Render every entry verbatim.

■ Listed entries:
-- Begin --
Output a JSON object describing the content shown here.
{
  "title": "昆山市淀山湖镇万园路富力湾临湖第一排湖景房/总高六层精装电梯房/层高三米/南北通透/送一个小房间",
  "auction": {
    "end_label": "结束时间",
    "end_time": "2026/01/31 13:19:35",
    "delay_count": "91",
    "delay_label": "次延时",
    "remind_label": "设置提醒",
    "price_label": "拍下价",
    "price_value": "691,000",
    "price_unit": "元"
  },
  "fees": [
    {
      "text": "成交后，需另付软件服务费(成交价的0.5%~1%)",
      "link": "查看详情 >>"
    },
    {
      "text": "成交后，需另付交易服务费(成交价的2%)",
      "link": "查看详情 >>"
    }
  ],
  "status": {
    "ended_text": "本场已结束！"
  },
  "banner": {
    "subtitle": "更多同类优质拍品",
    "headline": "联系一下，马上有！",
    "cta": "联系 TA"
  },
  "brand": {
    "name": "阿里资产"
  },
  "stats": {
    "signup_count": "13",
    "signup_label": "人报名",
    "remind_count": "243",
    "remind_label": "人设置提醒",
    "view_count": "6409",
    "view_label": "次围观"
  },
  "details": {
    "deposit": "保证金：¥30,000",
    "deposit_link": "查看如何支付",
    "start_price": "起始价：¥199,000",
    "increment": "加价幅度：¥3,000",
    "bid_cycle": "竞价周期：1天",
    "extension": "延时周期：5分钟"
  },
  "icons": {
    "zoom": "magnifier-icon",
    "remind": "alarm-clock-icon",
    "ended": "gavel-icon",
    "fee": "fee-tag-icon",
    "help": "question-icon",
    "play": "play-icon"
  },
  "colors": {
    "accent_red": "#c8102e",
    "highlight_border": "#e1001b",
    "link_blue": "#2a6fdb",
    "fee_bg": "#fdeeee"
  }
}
-- End --
■ Exercise solution:
Output a JSON object describing the content shown here.
{
  "title": "昆山市淀山湖镇万园路富力湾临湖第一排湖景房/总高六层精装电梯房/层高三米/南北通透/送一个小房间",
  "auction": {
    "end_label": "结束时间",
    "end_time": "2026/01/31 13:19:35",
    "delay_count": "91",
    "delay_label": "次延时",
    "remind_label": "设置提醒",
    "price_label": "拍下价",
    "price_value": "691,000",
    "price_unit": "元"
  },
  "fees": [
    {
      "text": "成交后，需另付软件服务费(成交价的0.5%~1%)",
      "link": "查看详情 >>"
    },
    {
      "text": "成交后，需另付交易服务费(成交价的2%)",
      "link": "查看详情 >>"
    }
  ],
  "status": {
    "ended_text": "本场已结束！"
  },
  "banner": {
    "subtitle": "更多同类优质拍品",
    "headline": "联系一下，马上有！",
    "cta": "联系 TA"
  },
  "brand": {
    "name": "阿里资产"
  },
  "stats": {
    "signup_count": "13",
    "signup_label": "人报名",
    "remind_count": "243",
    "remind_label": "人设置提醒",
    "view_count": "6409",
    "view_label": "次围观"
  },
  "details": {
    "deposit": "保证金：¥30,000",
    "deposit_link": "查看如何支付",
    "start_price": "起始价：¥199,000",
    "increment": "加价幅度：¥3,000",
    "bid_cycle": "竞价周期：1天",
    "extension": "延时周期：5分钟"
  },
  "icons": {
    "zoom": "magnifier-icon",
    "remind": "alarm-clock-icon",
    "ended": "gavel-icon",
    "fee": "fee-tag-icon",
    "help": "question-icon",
    "play": "play-icon"
  },
  "colors": {
    "accent_red": "#c8102e",
    "highlight_border": "#e1001b",
    "link_blue": "#2a6fdb",
    "fee_bg": "#fdeeee"
  }
}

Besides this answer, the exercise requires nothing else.